* start *

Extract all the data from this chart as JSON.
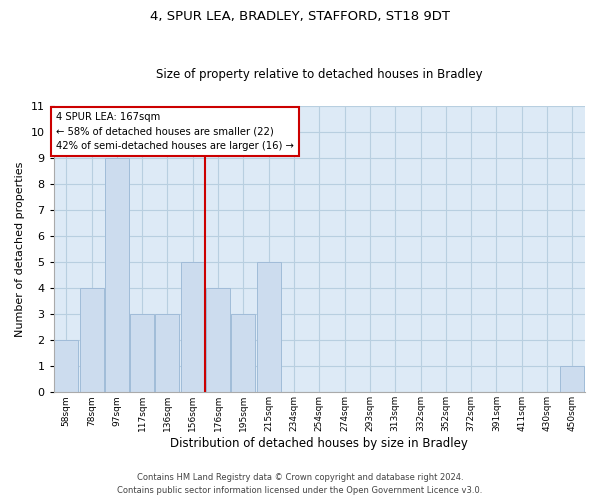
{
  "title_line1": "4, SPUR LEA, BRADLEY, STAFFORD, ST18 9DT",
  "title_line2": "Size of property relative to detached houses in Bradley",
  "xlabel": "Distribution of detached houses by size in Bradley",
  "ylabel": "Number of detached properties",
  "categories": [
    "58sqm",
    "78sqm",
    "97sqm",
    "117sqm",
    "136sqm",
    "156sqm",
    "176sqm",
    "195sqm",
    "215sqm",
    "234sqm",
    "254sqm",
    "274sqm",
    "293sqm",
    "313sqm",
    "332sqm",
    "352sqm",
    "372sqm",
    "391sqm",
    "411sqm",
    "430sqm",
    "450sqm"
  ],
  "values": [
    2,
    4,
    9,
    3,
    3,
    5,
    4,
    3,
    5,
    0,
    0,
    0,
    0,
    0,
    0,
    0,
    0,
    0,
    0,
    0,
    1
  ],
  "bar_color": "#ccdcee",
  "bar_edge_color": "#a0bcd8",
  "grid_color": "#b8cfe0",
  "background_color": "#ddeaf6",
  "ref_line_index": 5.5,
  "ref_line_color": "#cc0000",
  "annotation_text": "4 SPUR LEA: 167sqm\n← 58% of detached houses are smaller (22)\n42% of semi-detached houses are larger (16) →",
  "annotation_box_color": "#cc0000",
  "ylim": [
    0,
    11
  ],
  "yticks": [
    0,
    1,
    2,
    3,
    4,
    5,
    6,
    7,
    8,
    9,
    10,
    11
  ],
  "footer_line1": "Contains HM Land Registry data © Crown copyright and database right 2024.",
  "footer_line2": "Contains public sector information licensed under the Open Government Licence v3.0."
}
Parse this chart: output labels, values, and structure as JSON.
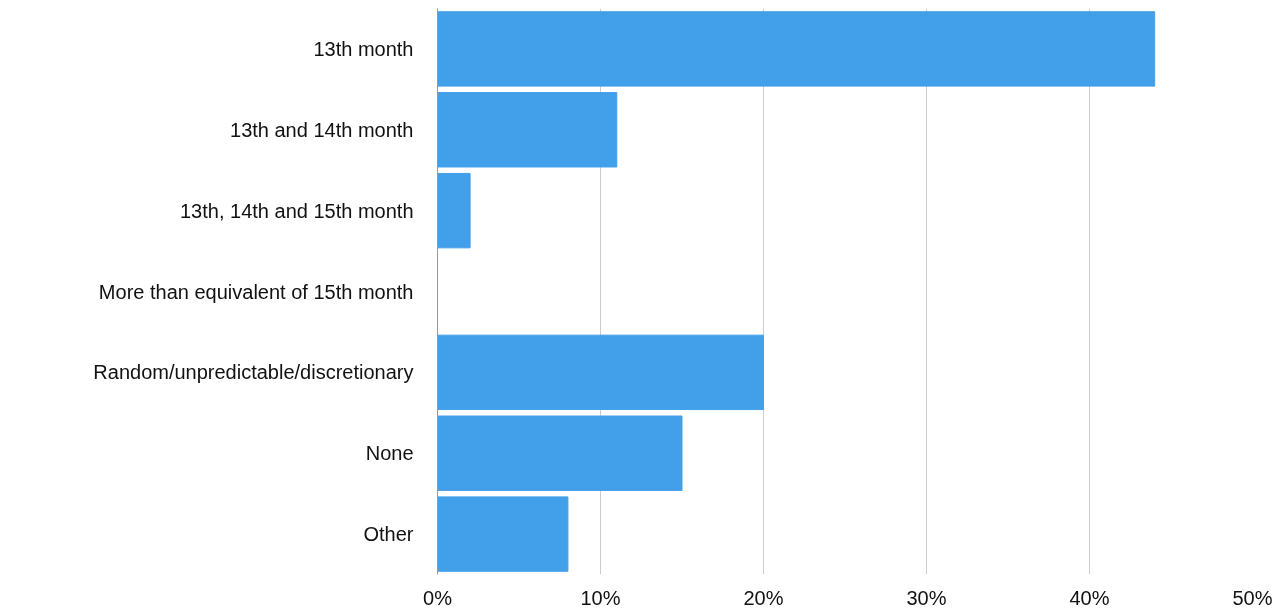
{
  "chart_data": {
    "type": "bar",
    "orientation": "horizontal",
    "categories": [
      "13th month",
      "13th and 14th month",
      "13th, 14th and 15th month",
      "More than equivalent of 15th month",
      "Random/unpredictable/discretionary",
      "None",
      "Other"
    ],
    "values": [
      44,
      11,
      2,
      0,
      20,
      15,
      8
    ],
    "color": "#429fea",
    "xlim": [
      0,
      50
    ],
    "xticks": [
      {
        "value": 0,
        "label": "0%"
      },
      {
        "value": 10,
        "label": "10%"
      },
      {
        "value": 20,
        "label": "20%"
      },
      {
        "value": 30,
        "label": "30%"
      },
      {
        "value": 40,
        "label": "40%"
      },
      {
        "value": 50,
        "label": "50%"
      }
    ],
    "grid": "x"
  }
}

* end *

THE TASK | Without the pictures, copy the material exactly as given.

EXERCISE RESPONSE |
Extract all the data from this chart as JSON.
{
  "title_line1": "4, SPUR LEA, BRADLEY, STAFFORD, ST18 9DT",
  "title_line2": "Size of property relative to detached houses in Bradley",
  "xlabel": "Distribution of detached houses by size in Bradley",
  "ylabel": "Number of detached properties",
  "categories": [
    "58sqm",
    "78sqm",
    "97sqm",
    "117sqm",
    "136sqm",
    "156sqm",
    "176sqm",
    "195sqm",
    "215sqm",
    "234sqm",
    "254sqm",
    "274sqm",
    "293sqm",
    "313sqm",
    "332sqm",
    "352sqm",
    "372sqm",
    "391sqm",
    "411sqm",
    "430sqm",
    "450sqm"
  ],
  "values": [
    2,
    4,
    9,
    3,
    3,
    5,
    4,
    3,
    5,
    0,
    0,
    0,
    0,
    0,
    0,
    0,
    0,
    0,
    0,
    0,
    1
  ],
  "bar_color": "#ccdcee",
  "bar_edge_color": "#a0bcd8",
  "grid_color": "#b8cfe0",
  "background_color": "#ddeaf6",
  "ref_line_index": 5.5,
  "ref_line_color": "#cc0000",
  "annotation_text": "4 SPUR LEA: 167sqm\n← 58% of detached houses are smaller (22)\n42% of semi-detached houses are larger (16) →",
  "annotation_box_color": "#cc0000",
  "ylim": [
    0,
    11
  ],
  "yticks": [
    0,
    1,
    2,
    3,
    4,
    5,
    6,
    7,
    8,
    9,
    10,
    11
  ],
  "footer_line1": "Contains HM Land Registry data © Crown copyright and database right 2024.",
  "footer_line2": "Contains public sector information licensed under the Open Government Licence v3.0."
}
Parse this chart: output labels, values, and structure as JSON.
{
  "chart_data": {
    "type": "bar",
    "orientation": "horizontal",
    "categories": [
      "13th month",
      "13th and 14th month",
      "13th, 14th and 15th month",
      "More than equivalent of 15th month",
      "Random/unpredictable/discretionary",
      "None",
      "Other"
    ],
    "values": [
      44,
      11,
      2,
      0,
      20,
      15,
      8
    ],
    "color": "#429fea",
    "xlim": [
      0,
      50
    ],
    "xticks": [
      {
        "value": 0,
        "label": "0%"
      },
      {
        "value": 10,
        "label": "10%"
      },
      {
        "value": 20,
        "label": "20%"
      },
      {
        "value": 30,
        "label": "30%"
      },
      {
        "value": 40,
        "label": "40%"
      },
      {
        "value": 50,
        "label": "50%"
      }
    ],
    "grid": "x"
  }
}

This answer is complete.